▸ **YOUR TASK**:
Copy word for word the lines of the material below, starting with the line that contains "92, 678, 103]" and going on through the line that contains "71, 745, 535]", both included.

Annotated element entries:
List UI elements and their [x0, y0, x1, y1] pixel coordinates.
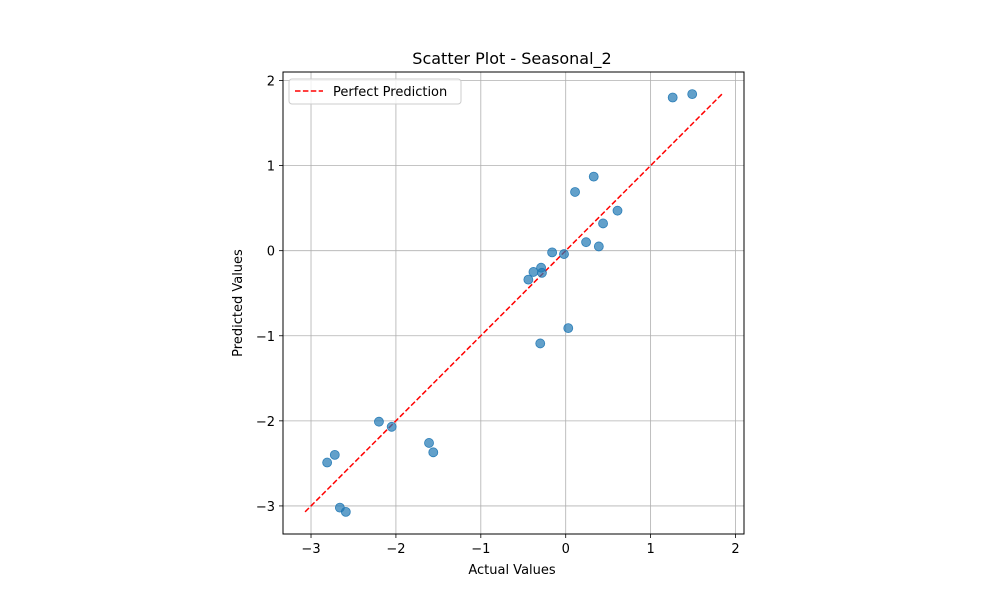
scatter-point	[667, 92, 678, 103]
y-tick-label: −3	[256, 500, 275, 515]
x-tick-label: 0	[562, 542, 570, 557]
scatter-point	[523, 274, 534, 285]
axis-ticks: −3 −2 −1 0 1 2 −3 −2 −1 0 1 2	[256, 75, 740, 557]
scatter-point	[547, 247, 558, 258]
scatter-point	[386, 421, 397, 432]
scatter-point	[322, 457, 333, 468]
scatter-point	[593, 241, 604, 252]
x-tick-label: 2	[731, 542, 739, 557]
scatter-point	[563, 323, 574, 333]
legend: Perfect Prediction	[288, 78, 462, 105]
y-tick-label: 2	[267, 75, 275, 90]
scatter-point	[428, 447, 439, 458]
scatter-point	[340, 506, 351, 517]
scatter-point	[612, 205, 623, 216]
x-tick-label: 1	[646, 542, 654, 557]
y-tick-label: −1	[256, 330, 275, 345]
reference-line-layer	[304, 93, 723, 513]
scatter-point	[374, 416, 384, 427]
scatter-point	[687, 89, 698, 100]
scatter-point	[581, 237, 591, 248]
y-axis-label: Predicted Values	[231, 249, 246, 357]
x-axis-label: Actual Values	[468, 563, 556, 578]
scatter-point	[588, 171, 599, 182]
axes-frame	[282, 71, 745, 535]
x-tick-label: −1	[471, 542, 490, 557]
scatter-point	[570, 187, 580, 197]
scatter-points	[322, 89, 698, 517]
x-tick-label: −3	[301, 542, 320, 557]
legend-box	[288, 78, 462, 105]
scatter-point	[537, 267, 547, 278]
perfect-prediction-line	[304, 93, 723, 513]
y-tick-label: 0	[267, 245, 275, 260]
y-tick-label: −2	[256, 415, 275, 430]
x-tick-label: −2	[386, 542, 405, 557]
scatter-point	[535, 338, 546, 349]
scatter-point	[559, 249, 569, 259]
y-tick-label: 1	[267, 160, 275, 175]
scatter-point	[598, 218, 608, 229]
chart-title: Scatter Plot - Seasonal_2	[412, 49, 611, 69]
legend-label-perfect-prediction: Perfect Prediction	[333, 85, 447, 100]
scatter-point	[424, 438, 434, 448]
scatter-point	[528, 267, 539, 277]
scatter-point	[329, 449, 340, 460]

▸ **EXERCISE RESPONSE**:
scatter-point	[667, 92, 678, 103]
y-tick-label: −3	[256, 500, 275, 515]
x-tick-label: 0	[562, 542, 570, 557]
scatter-point	[523, 274, 534, 285]
axis-ticks: −3 −2 −1 0 1 2 −3 −2 −1 0 1 2	[256, 75, 740, 557]
scatter-point	[547, 247, 558, 258]
scatter-point	[386, 421, 397, 432]
scatter-point	[322, 457, 333, 468]
scatter-point	[593, 241, 604, 252]
x-tick-label: 2	[731, 542, 739, 557]
scatter-point	[563, 323, 574, 333]
legend: Perfect Prediction	[288, 78, 462, 105]
y-tick-label: 2	[267, 75, 275, 90]
scatter-point	[428, 447, 439, 458]
scatter-point	[340, 506, 351, 517]
scatter-point	[612, 205, 623, 216]
x-tick-label: 1	[646, 542, 654, 557]
y-tick-label: −1	[256, 330, 275, 345]
reference-line-layer	[304, 93, 723, 513]
scatter-point	[374, 416, 384, 427]
scatter-point	[687, 89, 698, 100]
scatter-point	[581, 237, 591, 248]
y-axis-label: Predicted Values	[231, 249, 246, 357]
x-axis-label: Actual Values	[468, 563, 556, 578]
scatter-point	[588, 171, 599, 182]
axes-frame	[282, 71, 745, 535]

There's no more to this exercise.